Return everything in the mailing-list post about correlation coefficients in R from "David Winsemius" down to "27.6 24.2 ...", copied word for word.

TEXT
-- start --

[R] robust method to obtain a correlation coeff?
David Winsemius
dwinsemius at comcast.net
Mon Aug 24 17:38:21 CEST 2009
On Aug 24, 2009, at 11:26 AM, (Ted Harding) wrote:
> On 24-Aug-09 14:47:02, Christian Meesters wrote:
>> Hi,
>> Being a R-newbie I am wondering how to calculate a correlation
>> coefficient (preferably with an associated p-value) for data like:
>>
>>> d[,1]
>> [1] 25.5 25.3 25.1 NA 23.3 21.5 23.8 23.2 24.2 22.7 27.6 24.2 ...
>>> d[,2]
>> [1] 0.0 11.1 0.0 NA 0.0 10.1 10.6 9.5 0.0 57.9 0.0 0.0 ...
>>
>> Apparently corr(d) from the boot-library fails with NAs in the data,
>
> Yes, apparently corr() has no option for dealing with NAs.
>
>> also cor.test cannot cope with a different number of NAs.
>
> On the other hand, cor.test() does have an option "na.action"
> which, by default, is the same as what is in getOption("na.action").

-- end --

Item position entries:
-- start --

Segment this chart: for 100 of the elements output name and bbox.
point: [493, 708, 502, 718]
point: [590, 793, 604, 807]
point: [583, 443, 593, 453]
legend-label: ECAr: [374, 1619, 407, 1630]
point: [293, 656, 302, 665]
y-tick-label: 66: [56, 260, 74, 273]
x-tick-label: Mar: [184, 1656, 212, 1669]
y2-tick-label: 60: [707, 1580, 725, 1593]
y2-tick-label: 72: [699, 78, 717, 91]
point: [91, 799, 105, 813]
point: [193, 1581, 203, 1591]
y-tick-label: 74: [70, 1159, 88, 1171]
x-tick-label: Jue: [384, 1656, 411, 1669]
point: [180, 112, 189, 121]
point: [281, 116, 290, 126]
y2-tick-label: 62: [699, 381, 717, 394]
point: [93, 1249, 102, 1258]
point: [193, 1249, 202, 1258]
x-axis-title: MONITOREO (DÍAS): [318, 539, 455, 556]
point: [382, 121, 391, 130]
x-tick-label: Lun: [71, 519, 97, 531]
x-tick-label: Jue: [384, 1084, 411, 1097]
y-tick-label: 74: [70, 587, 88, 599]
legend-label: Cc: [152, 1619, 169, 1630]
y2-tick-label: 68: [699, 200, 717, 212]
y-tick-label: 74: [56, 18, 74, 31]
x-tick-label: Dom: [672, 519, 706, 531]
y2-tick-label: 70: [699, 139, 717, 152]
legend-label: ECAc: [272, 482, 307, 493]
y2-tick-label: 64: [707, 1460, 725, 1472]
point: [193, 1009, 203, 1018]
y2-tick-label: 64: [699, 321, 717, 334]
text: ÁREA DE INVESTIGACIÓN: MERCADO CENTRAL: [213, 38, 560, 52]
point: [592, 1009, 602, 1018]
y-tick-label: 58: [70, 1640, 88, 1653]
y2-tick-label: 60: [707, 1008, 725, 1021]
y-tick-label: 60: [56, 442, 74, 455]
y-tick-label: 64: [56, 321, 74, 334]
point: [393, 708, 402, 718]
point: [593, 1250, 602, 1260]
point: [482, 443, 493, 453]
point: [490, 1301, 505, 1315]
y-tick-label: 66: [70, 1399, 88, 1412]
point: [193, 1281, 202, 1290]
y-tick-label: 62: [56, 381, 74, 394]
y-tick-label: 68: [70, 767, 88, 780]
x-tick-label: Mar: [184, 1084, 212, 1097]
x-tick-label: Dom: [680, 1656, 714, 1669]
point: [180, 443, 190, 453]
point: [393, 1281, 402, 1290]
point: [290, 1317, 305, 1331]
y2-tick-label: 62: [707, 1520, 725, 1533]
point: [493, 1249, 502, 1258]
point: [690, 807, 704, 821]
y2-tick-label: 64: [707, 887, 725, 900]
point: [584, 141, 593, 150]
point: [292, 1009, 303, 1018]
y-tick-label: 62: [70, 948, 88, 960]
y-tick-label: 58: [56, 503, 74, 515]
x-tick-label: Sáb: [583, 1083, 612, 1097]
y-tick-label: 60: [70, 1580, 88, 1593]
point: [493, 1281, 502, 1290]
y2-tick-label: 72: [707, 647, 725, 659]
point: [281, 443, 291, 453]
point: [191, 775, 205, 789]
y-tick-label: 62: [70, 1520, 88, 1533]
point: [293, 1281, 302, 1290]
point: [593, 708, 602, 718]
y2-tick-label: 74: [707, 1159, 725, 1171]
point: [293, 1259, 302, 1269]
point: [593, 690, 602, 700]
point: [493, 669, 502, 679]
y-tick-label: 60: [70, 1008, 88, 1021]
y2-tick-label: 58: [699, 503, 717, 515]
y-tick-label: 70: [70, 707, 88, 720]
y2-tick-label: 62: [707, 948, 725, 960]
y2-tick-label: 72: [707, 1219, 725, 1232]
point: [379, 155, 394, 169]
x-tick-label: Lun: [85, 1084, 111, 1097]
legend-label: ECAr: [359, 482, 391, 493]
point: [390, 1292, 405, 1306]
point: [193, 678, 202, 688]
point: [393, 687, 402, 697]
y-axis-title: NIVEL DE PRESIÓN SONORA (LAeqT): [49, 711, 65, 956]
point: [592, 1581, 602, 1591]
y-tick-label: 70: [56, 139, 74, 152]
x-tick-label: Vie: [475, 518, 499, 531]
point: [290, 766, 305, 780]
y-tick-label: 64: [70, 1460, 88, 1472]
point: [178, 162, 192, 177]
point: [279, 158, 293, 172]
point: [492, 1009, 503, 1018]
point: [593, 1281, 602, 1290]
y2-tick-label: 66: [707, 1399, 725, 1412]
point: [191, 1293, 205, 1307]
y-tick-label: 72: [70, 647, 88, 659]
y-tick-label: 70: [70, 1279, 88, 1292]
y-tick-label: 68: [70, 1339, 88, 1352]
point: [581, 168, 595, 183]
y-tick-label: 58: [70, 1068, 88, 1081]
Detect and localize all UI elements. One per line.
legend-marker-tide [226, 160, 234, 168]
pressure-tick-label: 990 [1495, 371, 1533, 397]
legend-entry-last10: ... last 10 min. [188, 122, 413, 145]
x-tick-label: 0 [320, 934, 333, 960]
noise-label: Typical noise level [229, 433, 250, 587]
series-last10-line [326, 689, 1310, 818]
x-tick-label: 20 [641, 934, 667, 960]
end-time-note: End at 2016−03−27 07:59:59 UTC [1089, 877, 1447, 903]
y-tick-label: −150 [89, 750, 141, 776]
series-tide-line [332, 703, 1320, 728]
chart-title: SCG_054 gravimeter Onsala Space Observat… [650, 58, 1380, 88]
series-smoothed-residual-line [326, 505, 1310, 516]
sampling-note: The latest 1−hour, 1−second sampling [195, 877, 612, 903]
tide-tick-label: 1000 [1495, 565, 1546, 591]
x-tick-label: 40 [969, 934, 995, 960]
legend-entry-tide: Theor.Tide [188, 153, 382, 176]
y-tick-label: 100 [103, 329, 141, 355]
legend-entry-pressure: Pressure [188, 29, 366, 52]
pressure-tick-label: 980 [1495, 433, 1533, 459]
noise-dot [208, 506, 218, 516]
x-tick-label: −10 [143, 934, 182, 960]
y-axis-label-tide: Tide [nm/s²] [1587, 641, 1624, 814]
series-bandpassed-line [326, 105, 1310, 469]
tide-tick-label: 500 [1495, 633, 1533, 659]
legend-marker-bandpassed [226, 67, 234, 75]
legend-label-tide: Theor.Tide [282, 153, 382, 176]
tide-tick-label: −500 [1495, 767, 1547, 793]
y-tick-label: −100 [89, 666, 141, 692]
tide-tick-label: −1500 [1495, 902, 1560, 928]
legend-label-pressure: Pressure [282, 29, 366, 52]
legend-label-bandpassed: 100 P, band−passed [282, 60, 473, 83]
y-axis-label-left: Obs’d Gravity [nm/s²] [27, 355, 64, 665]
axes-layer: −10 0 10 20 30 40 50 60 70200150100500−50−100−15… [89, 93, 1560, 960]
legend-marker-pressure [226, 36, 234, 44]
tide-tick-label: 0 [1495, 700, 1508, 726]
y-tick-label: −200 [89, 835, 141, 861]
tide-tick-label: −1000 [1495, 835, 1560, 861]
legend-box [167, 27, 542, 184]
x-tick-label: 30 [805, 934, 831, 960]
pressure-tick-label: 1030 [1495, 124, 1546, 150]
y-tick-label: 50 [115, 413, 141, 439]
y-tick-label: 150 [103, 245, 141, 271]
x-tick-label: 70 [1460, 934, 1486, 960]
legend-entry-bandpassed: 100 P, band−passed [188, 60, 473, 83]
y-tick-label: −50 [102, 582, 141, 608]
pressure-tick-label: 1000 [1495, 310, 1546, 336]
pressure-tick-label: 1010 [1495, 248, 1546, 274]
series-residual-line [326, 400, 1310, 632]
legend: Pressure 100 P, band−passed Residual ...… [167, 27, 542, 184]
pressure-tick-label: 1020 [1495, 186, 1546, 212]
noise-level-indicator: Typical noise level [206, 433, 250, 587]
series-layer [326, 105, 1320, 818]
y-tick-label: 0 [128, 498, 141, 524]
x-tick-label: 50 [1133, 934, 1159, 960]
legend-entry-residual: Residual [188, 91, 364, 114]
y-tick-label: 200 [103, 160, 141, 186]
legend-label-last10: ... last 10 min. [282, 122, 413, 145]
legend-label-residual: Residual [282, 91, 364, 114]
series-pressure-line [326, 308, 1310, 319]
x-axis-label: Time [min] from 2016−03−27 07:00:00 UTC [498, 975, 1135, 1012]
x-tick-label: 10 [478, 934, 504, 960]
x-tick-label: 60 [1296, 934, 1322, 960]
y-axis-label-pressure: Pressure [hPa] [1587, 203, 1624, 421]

-- end --

FINAL RESULT
David Winsemius
dwinsemius at comcast.net
Mon Aug 24 17:38:21 CEST 2009
On Aug 24, 2009, at 11:26 AM, (Ted Harding) wrote:
> On 24-Aug-09 14:47:02, Christian Meesters wrote:
>> Hi,
>> Being a R-newbie I am wondering how to calculate a correlation
>> coefficient (preferably with an associated p-value) for data like:
>>
>>> d[,1]
>> [1] 25.5 25.3 25.1 NA 23.3 21.5 23.8 23.2 24.2 22.7 27.6 24.2 ...